* [OBJECTIVE]: Gather all lines from the material that contain the word "zamówienia".

Collected data entries:
:::

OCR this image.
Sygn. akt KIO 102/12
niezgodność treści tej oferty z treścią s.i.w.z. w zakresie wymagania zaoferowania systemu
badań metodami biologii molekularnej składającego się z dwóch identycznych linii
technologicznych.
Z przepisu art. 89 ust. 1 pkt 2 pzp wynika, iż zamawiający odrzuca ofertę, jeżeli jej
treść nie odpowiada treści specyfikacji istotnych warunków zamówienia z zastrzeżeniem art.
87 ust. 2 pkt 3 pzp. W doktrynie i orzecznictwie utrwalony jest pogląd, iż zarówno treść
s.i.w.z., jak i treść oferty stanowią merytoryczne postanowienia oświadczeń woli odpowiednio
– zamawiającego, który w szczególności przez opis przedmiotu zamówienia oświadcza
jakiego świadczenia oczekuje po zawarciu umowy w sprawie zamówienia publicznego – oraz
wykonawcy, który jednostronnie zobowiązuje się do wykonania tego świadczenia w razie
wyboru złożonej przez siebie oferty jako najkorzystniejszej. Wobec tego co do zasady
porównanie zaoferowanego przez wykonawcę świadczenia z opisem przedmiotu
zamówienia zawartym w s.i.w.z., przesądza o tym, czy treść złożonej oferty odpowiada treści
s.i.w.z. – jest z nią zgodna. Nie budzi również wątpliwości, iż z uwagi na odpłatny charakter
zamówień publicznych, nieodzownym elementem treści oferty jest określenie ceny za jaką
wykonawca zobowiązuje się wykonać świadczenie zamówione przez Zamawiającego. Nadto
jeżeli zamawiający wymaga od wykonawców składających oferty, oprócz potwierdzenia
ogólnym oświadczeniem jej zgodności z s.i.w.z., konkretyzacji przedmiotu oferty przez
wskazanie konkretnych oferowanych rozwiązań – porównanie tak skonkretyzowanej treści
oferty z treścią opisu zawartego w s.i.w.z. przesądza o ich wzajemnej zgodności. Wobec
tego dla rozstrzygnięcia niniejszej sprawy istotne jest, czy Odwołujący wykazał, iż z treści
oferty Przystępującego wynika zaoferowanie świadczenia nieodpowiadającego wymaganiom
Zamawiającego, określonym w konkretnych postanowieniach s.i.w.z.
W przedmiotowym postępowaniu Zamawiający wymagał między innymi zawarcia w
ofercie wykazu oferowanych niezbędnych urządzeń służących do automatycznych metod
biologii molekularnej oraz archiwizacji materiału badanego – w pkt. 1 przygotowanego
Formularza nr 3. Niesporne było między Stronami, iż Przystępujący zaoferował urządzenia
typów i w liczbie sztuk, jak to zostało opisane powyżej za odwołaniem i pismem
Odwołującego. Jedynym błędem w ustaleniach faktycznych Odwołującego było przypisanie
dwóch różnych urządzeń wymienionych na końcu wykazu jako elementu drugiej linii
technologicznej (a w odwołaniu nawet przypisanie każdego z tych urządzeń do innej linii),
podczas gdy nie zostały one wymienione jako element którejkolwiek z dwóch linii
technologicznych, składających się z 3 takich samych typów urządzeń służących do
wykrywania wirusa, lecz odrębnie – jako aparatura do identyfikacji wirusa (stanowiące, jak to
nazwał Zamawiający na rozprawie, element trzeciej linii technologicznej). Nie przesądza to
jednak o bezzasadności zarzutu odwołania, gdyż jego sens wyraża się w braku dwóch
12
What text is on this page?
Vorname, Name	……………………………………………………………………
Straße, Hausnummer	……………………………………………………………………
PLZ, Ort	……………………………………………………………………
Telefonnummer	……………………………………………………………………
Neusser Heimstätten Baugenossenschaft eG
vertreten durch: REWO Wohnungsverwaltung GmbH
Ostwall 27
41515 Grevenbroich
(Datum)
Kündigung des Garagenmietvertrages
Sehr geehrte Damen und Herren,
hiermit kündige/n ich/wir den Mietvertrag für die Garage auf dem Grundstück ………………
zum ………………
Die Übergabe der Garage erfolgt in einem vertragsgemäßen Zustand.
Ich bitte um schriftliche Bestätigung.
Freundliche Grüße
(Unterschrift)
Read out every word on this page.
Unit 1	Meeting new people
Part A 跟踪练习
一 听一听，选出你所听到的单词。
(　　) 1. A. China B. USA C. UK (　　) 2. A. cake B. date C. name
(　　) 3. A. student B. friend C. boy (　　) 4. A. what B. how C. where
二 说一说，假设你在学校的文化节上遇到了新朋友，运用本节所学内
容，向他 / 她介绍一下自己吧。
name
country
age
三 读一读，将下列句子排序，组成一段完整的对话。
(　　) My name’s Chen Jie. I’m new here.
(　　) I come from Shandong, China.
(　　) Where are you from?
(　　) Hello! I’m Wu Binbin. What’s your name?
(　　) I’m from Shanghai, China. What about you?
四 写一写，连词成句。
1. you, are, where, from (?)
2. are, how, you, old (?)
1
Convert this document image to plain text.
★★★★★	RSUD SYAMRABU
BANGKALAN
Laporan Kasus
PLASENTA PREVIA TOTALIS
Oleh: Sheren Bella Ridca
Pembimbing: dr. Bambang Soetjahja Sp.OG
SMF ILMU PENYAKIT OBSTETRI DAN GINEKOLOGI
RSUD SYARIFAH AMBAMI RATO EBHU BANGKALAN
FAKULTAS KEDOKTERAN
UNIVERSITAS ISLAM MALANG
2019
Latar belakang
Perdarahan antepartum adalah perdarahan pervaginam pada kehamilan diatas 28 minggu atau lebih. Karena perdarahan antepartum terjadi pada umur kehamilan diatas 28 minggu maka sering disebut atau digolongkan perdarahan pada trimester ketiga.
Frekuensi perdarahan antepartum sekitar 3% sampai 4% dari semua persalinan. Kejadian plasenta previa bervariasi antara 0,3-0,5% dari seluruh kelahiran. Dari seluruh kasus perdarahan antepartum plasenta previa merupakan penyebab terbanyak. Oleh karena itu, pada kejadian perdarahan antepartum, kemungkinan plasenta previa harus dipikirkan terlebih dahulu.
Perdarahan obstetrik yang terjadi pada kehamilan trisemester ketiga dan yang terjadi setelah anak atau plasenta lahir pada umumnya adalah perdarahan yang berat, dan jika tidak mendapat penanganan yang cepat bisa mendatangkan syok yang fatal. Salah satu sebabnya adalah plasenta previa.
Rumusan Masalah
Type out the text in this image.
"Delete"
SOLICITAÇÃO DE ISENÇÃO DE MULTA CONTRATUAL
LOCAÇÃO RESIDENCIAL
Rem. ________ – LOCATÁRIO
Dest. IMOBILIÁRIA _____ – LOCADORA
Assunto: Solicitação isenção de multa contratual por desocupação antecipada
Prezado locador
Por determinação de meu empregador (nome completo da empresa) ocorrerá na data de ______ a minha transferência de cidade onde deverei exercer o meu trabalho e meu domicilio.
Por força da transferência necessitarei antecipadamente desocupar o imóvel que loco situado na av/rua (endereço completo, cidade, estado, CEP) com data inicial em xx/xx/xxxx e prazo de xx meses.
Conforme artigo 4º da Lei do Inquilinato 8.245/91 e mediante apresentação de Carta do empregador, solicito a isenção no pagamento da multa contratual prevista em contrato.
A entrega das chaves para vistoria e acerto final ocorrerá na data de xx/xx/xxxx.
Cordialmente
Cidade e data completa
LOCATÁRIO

:::

* [TASK ANSWER]:
treść nie odpowiada treści specyfikacji istotnych warunków zamówienia z zastrzeżeniem art.
– zamawiającego, który w szczególności przez opis przedmiotu zamówienia oświadcza
jakiego świadczenia oczekuje po zawarciu umowy w sprawie zamówienia publicznego – oraz
zamówienia zawartym w s.i.w.z., przesądza o tym, czy treść złożonej oferty odpowiada treści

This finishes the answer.